Challenge 1: According to the essay about drawing bad art, around which sketchbook page did the writer first make something that "wasn't crap"?

Text shown:
But, here’s the thing. You have good art in you. I promise. You just have to get to it and it’s stuck under a bunch of bad art. Really bad art.
When I was younger, I would draw every day. Filling up sketchbooks with doodles and sketches and I hated ALL of them.
Page 01: Crap
Page 02: Crap
Page 03: Crap
Page 04: Worse than Crap
Page 05: What even is that?
Page 06: Ugh
And it was just downhill from there…
But… somewhere around like page 100… I made something that… “wasn’t crap”. I actually didn’t hate it.
And that gave me courage to keep going. That one drawing made it all worth it. I was cured. I was now an expert. All of my art would be great from now on.
Oh… if only.
The next drawing was worse than any other drawing before it.
How??? I just made ART! like 5 minutes before that. I got all the bad drawings out! How did my art just go from Van Gogh to Van NO???

Challenge 2: Write out the rows below as a numbered list. Begin at the first row and stop after the row that contains "bar (196, 230, 219, 252)", and skip any blank lines.

Recorded data:
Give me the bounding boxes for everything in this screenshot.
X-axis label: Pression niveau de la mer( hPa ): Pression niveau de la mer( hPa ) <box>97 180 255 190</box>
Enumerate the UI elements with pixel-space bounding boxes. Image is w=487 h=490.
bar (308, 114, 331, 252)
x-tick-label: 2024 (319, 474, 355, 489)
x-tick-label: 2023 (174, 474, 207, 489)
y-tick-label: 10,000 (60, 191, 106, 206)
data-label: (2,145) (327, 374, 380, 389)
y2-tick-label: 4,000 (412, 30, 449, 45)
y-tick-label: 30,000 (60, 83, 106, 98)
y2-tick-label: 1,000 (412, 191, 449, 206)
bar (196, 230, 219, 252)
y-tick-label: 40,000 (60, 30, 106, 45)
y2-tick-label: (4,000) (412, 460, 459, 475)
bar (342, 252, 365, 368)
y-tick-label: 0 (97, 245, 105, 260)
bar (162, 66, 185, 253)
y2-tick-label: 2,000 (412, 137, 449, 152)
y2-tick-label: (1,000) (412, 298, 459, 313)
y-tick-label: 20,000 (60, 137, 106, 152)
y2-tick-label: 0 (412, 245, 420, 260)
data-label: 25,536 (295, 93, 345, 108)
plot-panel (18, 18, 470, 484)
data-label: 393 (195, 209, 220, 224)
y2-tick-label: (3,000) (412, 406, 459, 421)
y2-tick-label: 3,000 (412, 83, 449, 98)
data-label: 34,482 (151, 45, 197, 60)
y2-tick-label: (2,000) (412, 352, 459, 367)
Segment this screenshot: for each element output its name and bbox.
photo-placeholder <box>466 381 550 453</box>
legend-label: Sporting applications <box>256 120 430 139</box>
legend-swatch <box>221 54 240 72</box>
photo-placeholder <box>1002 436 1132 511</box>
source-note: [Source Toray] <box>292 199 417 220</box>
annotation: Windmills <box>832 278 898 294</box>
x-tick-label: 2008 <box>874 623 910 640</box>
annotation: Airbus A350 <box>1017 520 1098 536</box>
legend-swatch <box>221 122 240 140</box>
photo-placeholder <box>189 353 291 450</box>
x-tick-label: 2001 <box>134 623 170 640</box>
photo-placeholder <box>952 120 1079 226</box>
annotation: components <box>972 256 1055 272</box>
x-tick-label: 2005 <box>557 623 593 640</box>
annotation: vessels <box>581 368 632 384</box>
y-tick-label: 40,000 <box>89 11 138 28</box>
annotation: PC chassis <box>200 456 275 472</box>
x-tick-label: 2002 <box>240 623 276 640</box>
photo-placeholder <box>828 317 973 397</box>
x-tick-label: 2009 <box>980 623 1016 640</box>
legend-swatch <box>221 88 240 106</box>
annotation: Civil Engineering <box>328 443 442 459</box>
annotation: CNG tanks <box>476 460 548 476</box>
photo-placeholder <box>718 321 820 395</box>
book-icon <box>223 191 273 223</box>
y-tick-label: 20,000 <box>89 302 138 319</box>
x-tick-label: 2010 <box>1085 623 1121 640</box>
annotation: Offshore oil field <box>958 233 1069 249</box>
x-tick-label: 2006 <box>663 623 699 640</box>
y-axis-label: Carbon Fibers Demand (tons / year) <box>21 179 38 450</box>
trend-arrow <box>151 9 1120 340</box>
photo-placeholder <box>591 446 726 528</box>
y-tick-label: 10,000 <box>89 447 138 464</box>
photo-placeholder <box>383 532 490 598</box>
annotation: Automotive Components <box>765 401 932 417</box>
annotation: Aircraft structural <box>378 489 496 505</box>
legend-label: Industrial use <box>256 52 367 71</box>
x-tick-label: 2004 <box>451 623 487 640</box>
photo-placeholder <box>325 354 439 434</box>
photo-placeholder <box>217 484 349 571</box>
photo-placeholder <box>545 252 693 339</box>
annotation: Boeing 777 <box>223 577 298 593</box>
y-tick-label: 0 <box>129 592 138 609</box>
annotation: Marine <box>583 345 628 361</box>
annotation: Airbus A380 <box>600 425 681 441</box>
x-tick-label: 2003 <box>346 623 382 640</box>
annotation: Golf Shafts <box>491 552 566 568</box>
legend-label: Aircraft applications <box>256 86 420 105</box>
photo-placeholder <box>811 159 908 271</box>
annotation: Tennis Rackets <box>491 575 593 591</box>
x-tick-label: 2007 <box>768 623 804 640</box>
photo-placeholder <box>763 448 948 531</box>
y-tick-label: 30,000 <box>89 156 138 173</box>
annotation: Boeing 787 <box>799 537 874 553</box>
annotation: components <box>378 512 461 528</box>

Output 1: Around page 100.

Output 2:
1. Give me the bounding boxes for everything in this screenshot.
2. X-axis label: Pression niveau de la mer( hPa ): Pression niveau de la mer( hPa ) <box>97 180 255 190</box>
3. Enumerate the UI elements with pixel-space bounding boxes. Image is w=487 h=490.
4. bar (308, 114, 331, 252)
5. x-tick-label: 2024 (319, 474, 355, 489)
6. x-tick-label: 2023 (174, 474, 207, 489)
7. y-tick-label: 10,000 (60, 191, 106, 206)
8. data-label: (2,145) (327, 374, 380, 389)
9. y2-tick-label: 4,000 (412, 30, 449, 45)
10. y-tick-label: 30,000 (60, 83, 106, 98)
11. y2-tick-label: 1,000 (412, 191, 449, 206)
12. bar (196, 230, 219, 252)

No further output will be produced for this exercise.